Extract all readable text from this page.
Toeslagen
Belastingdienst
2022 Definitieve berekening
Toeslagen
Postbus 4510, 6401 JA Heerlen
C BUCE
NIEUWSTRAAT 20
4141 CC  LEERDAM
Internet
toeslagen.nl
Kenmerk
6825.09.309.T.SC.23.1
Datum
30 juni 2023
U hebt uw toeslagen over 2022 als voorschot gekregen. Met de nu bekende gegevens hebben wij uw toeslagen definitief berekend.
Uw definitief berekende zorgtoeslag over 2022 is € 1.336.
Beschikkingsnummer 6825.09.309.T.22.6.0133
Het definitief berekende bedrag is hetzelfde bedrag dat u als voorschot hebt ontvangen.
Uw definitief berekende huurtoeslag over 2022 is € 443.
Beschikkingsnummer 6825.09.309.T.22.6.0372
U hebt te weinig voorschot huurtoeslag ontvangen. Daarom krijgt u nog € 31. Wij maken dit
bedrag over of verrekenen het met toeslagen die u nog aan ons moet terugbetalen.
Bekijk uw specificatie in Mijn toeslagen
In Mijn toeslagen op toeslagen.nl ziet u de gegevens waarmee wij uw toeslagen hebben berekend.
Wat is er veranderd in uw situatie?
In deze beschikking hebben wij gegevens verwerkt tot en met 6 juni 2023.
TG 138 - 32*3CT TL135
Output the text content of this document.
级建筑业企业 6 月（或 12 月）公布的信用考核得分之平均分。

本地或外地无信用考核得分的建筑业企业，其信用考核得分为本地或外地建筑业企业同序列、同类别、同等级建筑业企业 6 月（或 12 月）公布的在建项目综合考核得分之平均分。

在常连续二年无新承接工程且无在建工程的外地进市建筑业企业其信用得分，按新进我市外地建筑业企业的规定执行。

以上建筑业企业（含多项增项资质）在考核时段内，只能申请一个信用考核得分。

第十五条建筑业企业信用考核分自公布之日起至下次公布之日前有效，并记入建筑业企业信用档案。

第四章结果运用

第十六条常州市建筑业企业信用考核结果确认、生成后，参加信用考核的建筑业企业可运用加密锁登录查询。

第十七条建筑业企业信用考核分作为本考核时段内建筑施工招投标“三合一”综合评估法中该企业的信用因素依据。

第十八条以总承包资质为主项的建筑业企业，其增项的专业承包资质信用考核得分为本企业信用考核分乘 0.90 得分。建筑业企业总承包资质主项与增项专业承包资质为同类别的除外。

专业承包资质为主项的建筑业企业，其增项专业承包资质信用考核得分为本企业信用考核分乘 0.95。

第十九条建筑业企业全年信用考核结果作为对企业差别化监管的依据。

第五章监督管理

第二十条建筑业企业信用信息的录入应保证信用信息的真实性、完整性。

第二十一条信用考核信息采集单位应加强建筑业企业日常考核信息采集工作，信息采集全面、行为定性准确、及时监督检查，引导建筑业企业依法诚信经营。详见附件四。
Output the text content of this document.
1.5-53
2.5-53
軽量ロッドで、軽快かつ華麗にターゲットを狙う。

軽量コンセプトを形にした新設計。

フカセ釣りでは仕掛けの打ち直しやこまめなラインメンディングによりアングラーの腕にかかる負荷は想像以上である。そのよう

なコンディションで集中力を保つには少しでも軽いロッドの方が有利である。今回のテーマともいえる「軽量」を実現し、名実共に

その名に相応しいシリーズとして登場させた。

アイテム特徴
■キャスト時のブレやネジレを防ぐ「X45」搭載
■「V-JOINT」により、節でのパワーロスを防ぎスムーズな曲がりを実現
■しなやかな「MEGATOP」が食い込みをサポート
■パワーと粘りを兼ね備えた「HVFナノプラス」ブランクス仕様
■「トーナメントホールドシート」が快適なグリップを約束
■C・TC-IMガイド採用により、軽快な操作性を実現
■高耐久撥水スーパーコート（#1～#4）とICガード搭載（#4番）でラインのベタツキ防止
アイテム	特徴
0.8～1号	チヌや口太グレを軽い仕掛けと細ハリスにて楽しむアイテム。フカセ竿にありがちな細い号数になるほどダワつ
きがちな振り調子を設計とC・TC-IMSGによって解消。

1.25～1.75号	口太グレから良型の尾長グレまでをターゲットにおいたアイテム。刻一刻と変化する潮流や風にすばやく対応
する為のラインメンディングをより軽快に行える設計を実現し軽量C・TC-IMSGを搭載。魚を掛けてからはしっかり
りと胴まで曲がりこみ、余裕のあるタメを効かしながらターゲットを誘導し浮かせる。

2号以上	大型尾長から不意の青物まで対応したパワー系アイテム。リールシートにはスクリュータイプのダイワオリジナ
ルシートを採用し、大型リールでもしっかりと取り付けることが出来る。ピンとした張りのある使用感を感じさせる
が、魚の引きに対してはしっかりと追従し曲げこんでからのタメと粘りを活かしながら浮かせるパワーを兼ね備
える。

-----

What to do: Extract each line of the material exactly as it stands.

Result of this exercise:
Extract all readable text from this page.
Toeslagen
Belastingdienst
2022 Definitieve berekening
Toeslagen
Postbus 4510, 6401 JA Heerlen
C BUCE
NIEUWSTRAAT 20
4141 CC  LEERDAM
Internet
toeslagen.nl
Kenmerk
6825.09.309.T.SC.23.1
Datum
30 juni 2023
U hebt uw toeslagen over 2022 als voorschot gekregen. Met de nu bekende gegevens hebben wij uw toeslagen definitief berekend.
Uw definitief berekende zorgtoeslag over 2022 is € 1.336.
Beschikkingsnummer 6825.09.309.T.22.6.0133
Het definitief berekende bedrag is hetzelfde bedrag dat u als voorschot hebt ontvangen.
Uw definitief berekende huurtoeslag over 2022 is € 443.
Beschikkingsnummer 6825.09.309.T.22.6.0372
U hebt te weinig voorschot huurtoeslag ontvangen. Daarom krijgt u nog € 31. Wij maken dit
bedrag over of verrekenen het met toeslagen die u nog aan ons moet terugbetalen.
Bekijk uw specificatie in Mijn toeslagen
In Mijn toeslagen op toeslagen.nl ziet u de gegevens waarmee wij uw toeslagen hebben berekend.
Wat is er veranderd in uw situatie?
In deze beschikking hebben wij gegevens verwerkt tot en met 6 juni 2023.
TG 138 - 32*3CT TL135
Output the text content of this document.
级建筑业企业 6 月（或 12 月）公布的信用考核得分之平均分。

本地或外地无信用考核得分的建筑业企业，其信用考核得分为本地或外地建筑业企业同序列、同类别、同等级建筑业企业 6 月（或 12 月）公布的在建项目综合考核得分之平均分。

在常连续二年无新承接工程且无在建工程的外地进市建筑业企业其信用得分，按新进我市外地建筑业企业的规定执行。

以上建筑业企业（含多项增项资质）在考核时段内，只能申请一个信用考核得分。

第十五条建筑业企业信用考核分自公布之日起至下次公布之日前有效，并记入建筑业企业信用档案。

第四章结果运用

第十六条常州市建筑业企业信用考核结果确认、生成后，参加信用考核的建筑业企业可运用加密锁登录查询。

第十七条建筑业企业信用考核分作为本考核时段内建筑施工招投标“三合一”综合评估法中该企业的信用因素依据。

第十八条以总承包资质为主项的建筑业企业，其增项的专业承包资质信用考核得分为本企业信用考核分乘 0.90 得分。建筑业企业总承包资质主项与增项专业承包资质为同类别的除外。

专业承包资质为主项的建筑业企业，其增项专业承包资质信用考核得分为本企业信用考核分乘 0.95。

第十九条建筑业企业全年信用考核结果作为对企业差别化监管的依据。

第五章监督管理

第二十条建筑业企业信用信息的录入应保证信用信息的真实性、完整性。

第二十一条信用考核信息采集单位应加强建筑业企业日常考核信息采集工作，信息采集全面、行为定性准确、及时监督检查，引导建筑业企业依法诚信经营。详见附件四。
Output the text content of this document.
1.5-53
2.5-53
軽量ロッドで、軽快かつ華麗にターゲットを狙う。

軽量コンセプトを形にした新設計。

フカセ釣りでは仕掛けの打ち直しやこまめなラインメンディングによりアングラーの腕にかかる負荷は想像以上である。そのよう

なコンディションで集中力を保つには少しでも軽いロッドの方が有利である。今回のテーマともいえる「軽量」を実現し、名実共に

その名に相応しいシリーズとして登場させた。

アイテム特徴
■キャスト時のブレやネジレを防ぐ「X45」搭載
■「V-JOINT」により、節でのパワーロスを防ぎスムーズな曲がりを実現
■しなやかな「MEGATOP」が食い込みをサポート
■パワーと粘りを兼ね備えた「HVFナノプラス」ブランクス仕様
■「トーナメントホールドシート」が快適なグリップを約束
■C・TC-IMガイド採用により、軽快な操作性を実現
■高耐久撥水スーパーコート（#1～#4）とICガード搭載（#4番）でラインのベタツキ防止
アイテム	特徴
0.8～1号	チヌや口太グレを軽い仕掛けと細ハリスにて楽しむアイテム。フカセ竿にありがちな細い号数になるほどダワつ
きがちな振り調子を設計とC・TC-IMSGによって解消。

1.25～1.75号	口太グレから良型の尾長グレまでをターゲットにおいたアイテム。刻一刻と変化する潮流や風にすばやく対応
する為のラインメンディングをより軽快に行える設計を実現し軽量C・TC-IMSGを搭載。魚を掛けてからはしっかり
りと胴まで曲がりこみ、余裕のあるタメを効かしながらターゲットを誘導し浮かせる。

2号以上	大型尾長から不意の青物まで対応したパワー系アイテム。リールシートにはスクリュータイプのダイワオリジナ
ルシートを採用し、大型リールでもしっかりと取り付けることが出来る。ピンとした張りのある使用感を感じさせる
が、魚の引きに対してはしっかりと追従し曲げこんでからのタメと粘りを活かしながら浮かせるパワーを兼ね備
える。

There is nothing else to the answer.